TASK STATEMENT: Gather each line of the entries below that includes "text".
## begin LISTED ENTRIES
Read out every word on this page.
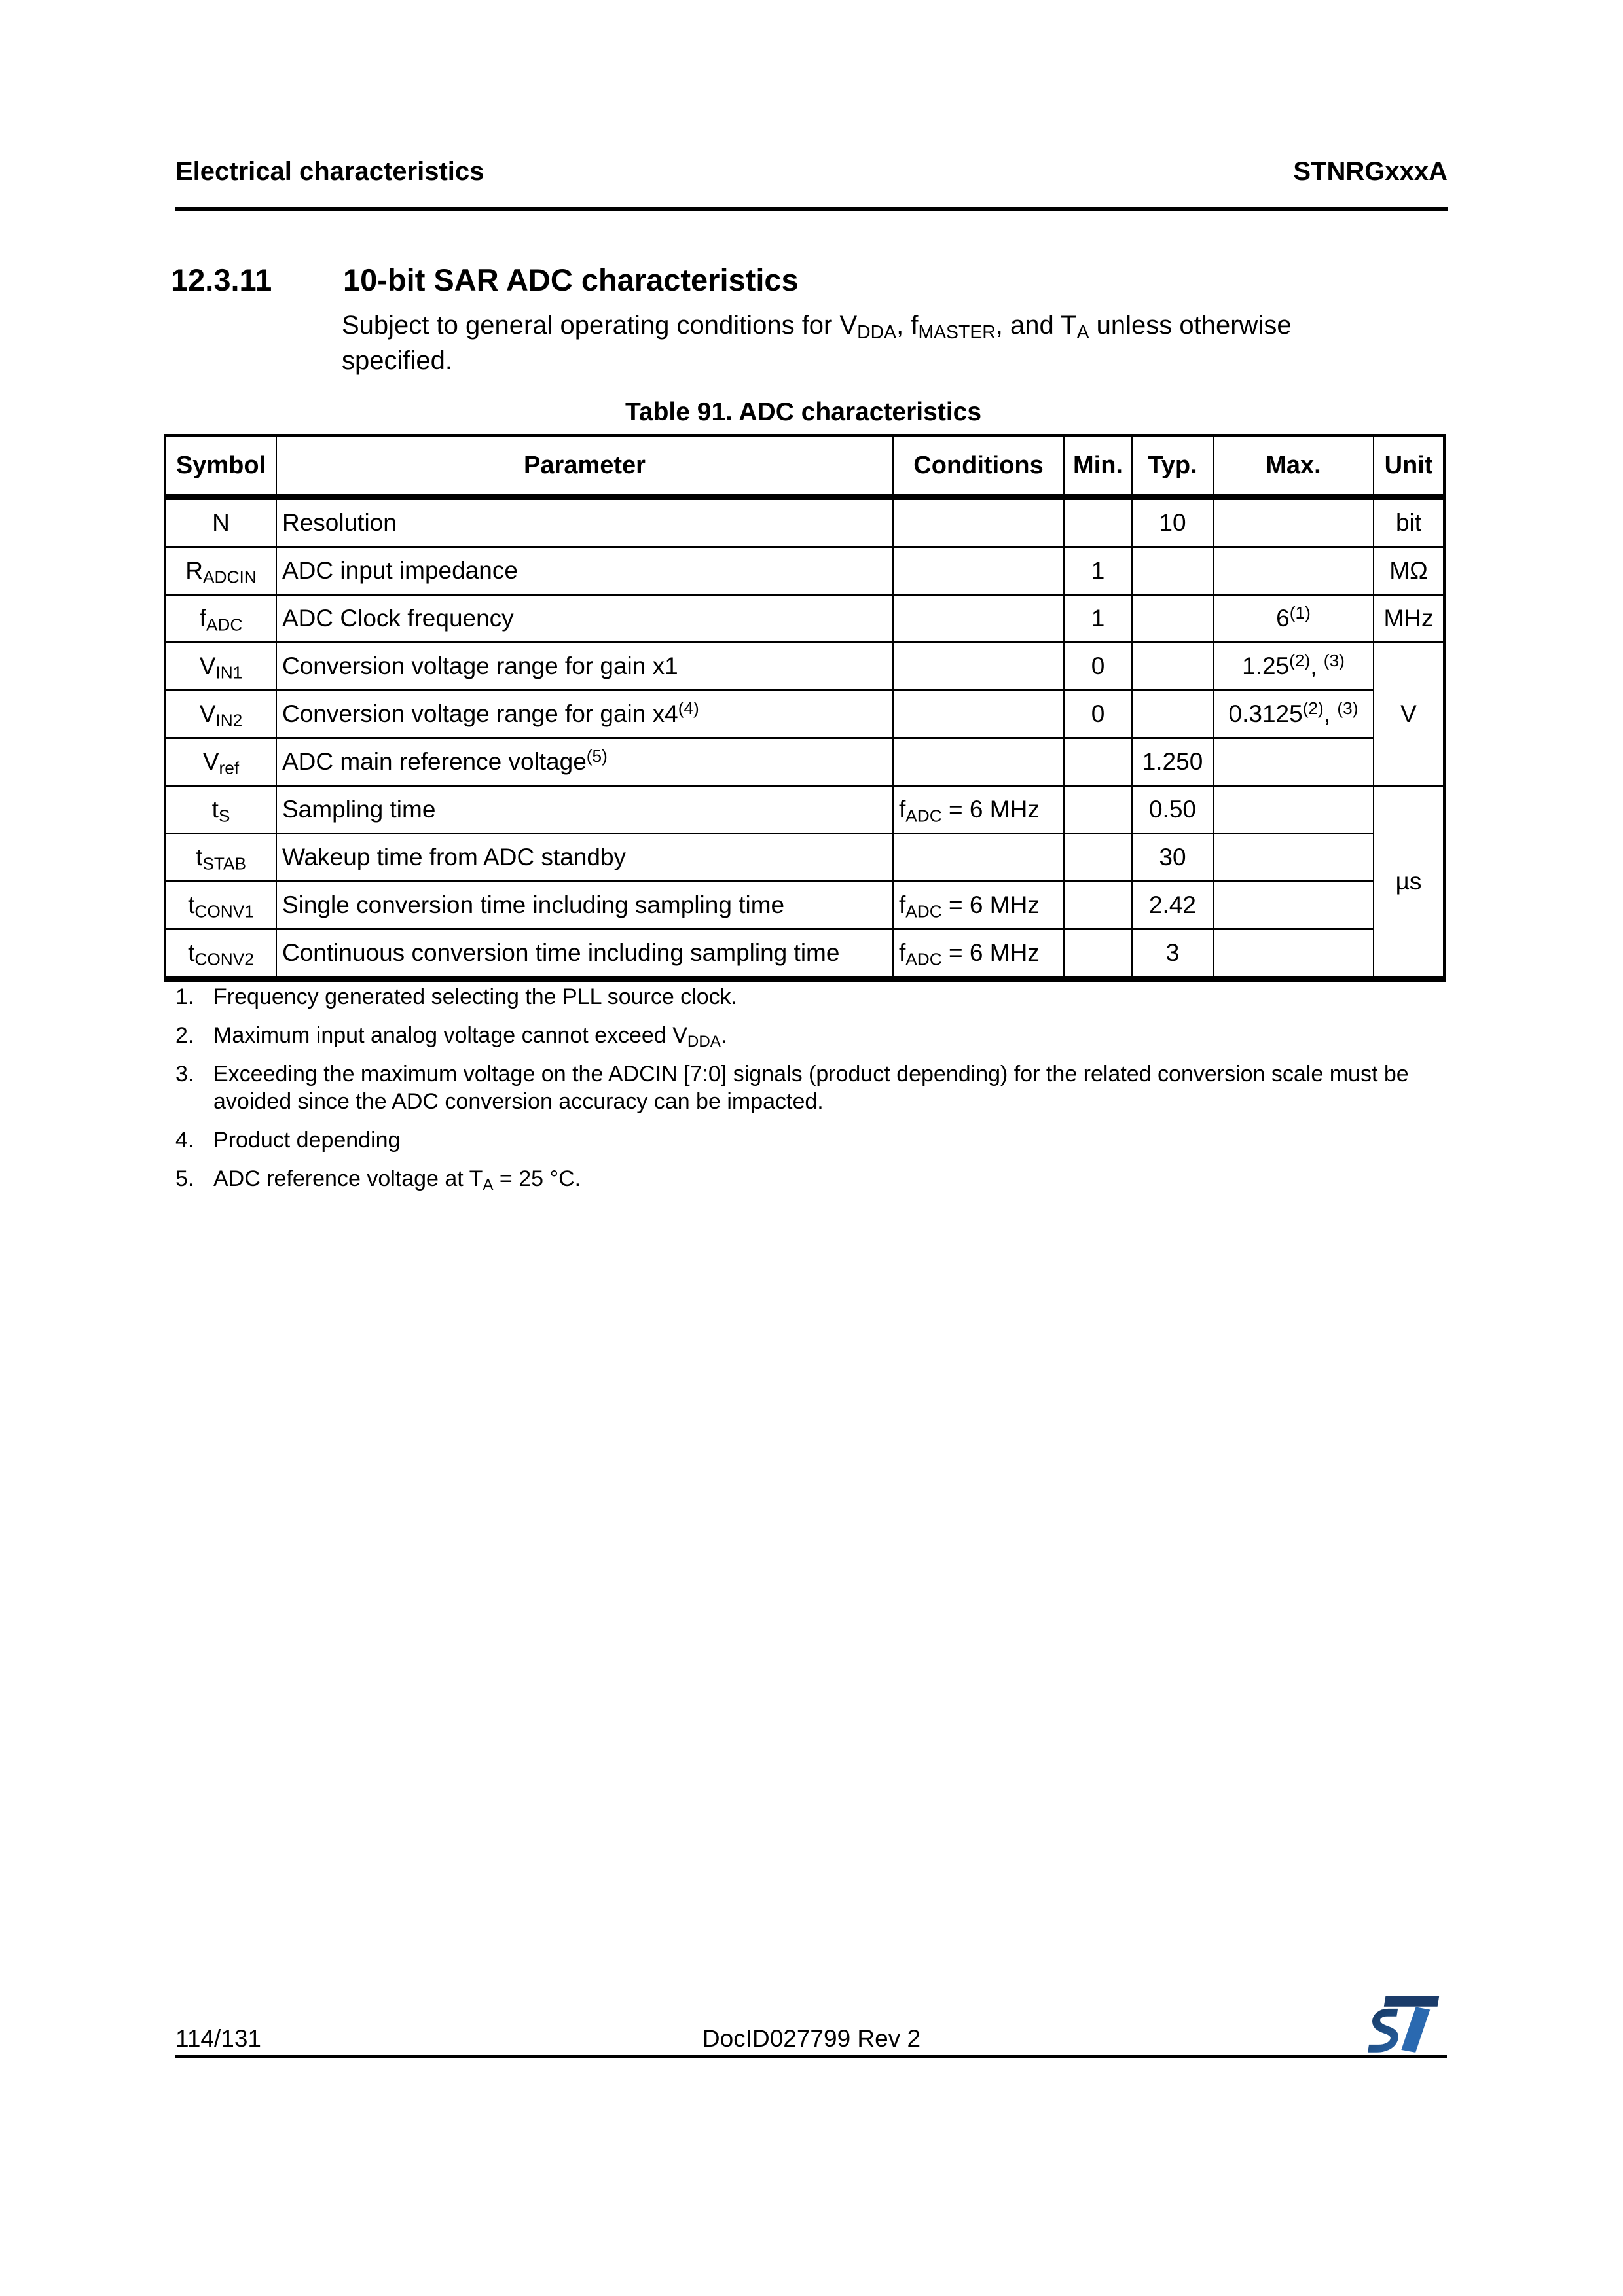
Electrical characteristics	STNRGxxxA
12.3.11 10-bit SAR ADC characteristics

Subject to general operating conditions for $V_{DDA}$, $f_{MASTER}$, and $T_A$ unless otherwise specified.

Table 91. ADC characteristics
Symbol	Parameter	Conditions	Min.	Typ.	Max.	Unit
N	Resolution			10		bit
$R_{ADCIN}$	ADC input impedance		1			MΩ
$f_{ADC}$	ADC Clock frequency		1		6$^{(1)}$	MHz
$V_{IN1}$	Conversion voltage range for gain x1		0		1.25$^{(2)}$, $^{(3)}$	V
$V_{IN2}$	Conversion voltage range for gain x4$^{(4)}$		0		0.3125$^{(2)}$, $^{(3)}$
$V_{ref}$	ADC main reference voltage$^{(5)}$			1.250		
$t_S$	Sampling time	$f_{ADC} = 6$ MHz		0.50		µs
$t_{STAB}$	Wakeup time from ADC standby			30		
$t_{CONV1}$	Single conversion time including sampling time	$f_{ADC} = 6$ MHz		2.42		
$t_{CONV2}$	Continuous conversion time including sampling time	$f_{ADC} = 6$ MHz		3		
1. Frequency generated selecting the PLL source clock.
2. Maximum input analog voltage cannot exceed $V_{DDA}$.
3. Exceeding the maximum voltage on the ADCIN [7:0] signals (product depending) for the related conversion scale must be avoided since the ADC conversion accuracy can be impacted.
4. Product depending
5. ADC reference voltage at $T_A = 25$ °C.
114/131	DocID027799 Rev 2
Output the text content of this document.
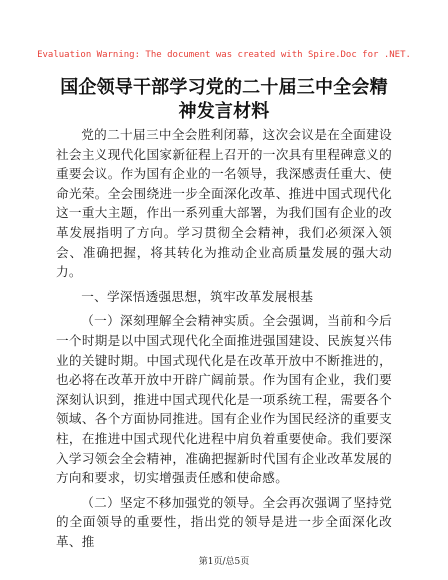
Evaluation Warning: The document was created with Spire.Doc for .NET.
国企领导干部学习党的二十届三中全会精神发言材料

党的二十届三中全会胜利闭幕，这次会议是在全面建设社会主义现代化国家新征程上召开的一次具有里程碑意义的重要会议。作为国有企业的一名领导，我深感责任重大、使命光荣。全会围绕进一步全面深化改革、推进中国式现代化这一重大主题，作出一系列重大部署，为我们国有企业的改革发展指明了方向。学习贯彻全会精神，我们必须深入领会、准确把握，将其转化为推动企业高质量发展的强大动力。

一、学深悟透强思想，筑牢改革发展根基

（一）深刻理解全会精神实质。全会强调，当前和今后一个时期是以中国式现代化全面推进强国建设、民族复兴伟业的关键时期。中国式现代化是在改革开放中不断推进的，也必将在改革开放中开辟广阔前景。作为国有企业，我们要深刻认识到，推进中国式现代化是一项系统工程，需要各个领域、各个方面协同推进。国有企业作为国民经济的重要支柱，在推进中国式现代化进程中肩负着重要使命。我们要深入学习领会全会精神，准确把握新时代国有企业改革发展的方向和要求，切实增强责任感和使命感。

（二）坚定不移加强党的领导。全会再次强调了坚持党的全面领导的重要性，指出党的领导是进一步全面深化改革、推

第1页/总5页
## end LISTED ENTRIES
## begin LISTED ENTRIES
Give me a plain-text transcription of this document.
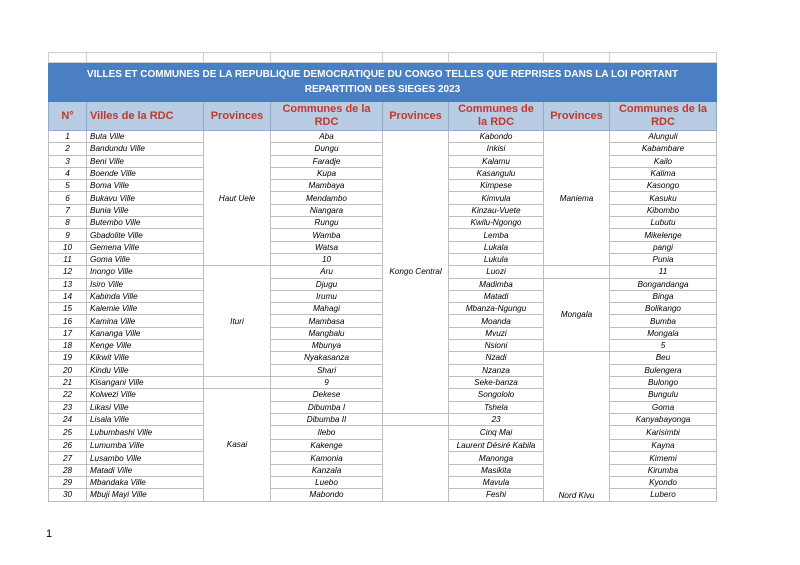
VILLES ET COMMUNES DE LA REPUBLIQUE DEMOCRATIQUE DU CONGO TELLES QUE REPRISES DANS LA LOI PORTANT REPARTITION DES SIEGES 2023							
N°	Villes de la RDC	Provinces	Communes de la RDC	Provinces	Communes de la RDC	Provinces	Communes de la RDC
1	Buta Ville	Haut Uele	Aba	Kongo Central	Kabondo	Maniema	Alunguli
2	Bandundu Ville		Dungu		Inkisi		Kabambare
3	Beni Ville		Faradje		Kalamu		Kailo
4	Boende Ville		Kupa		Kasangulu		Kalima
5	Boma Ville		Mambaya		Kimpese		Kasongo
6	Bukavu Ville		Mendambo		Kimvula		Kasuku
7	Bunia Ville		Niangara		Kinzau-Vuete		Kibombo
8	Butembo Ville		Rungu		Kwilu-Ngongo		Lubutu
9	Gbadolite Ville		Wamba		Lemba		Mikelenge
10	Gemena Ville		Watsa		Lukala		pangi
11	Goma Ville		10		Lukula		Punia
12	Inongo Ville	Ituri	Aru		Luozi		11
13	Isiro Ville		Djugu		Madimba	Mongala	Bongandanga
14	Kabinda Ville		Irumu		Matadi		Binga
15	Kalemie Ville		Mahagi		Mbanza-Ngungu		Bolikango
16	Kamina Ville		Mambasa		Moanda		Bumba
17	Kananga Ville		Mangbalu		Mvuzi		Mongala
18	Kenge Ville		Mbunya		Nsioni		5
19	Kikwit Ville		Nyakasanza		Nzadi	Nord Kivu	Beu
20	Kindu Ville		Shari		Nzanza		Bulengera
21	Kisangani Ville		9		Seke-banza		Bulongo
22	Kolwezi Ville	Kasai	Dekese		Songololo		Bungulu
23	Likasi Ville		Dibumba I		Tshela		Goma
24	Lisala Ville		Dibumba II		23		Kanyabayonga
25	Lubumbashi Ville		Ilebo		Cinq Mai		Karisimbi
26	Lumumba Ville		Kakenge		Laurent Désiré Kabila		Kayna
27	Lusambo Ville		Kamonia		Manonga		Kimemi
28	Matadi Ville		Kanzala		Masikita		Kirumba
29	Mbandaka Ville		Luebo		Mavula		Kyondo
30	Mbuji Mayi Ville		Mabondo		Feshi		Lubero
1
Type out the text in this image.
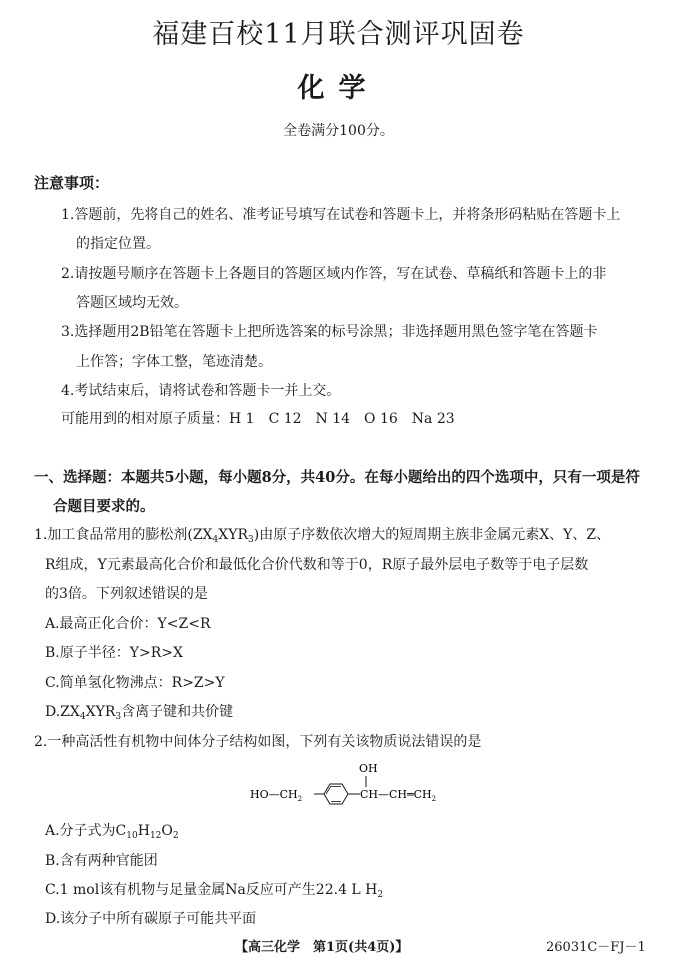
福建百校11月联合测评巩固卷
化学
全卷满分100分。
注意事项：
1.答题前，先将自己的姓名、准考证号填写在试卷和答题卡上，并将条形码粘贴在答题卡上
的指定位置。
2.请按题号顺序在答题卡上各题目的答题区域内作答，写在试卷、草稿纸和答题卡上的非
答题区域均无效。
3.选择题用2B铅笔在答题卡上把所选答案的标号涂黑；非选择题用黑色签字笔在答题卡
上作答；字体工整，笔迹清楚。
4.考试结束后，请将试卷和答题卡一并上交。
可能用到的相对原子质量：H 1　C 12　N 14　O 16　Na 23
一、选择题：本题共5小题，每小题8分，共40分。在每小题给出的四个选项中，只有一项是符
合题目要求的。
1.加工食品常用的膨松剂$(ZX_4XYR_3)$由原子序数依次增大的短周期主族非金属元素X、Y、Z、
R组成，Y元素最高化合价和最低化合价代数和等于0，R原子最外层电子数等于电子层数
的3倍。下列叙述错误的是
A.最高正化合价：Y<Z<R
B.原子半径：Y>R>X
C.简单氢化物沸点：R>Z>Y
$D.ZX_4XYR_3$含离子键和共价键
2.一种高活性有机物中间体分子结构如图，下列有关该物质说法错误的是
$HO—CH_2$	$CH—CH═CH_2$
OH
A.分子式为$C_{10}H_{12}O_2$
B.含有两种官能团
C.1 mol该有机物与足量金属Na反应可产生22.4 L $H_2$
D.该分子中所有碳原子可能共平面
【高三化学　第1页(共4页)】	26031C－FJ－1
## end LISTED ENTRIES
FULL SOLUTION:
Output the text content of this document.
Give me a plain-text transcription of this document.
Type out the text in this image.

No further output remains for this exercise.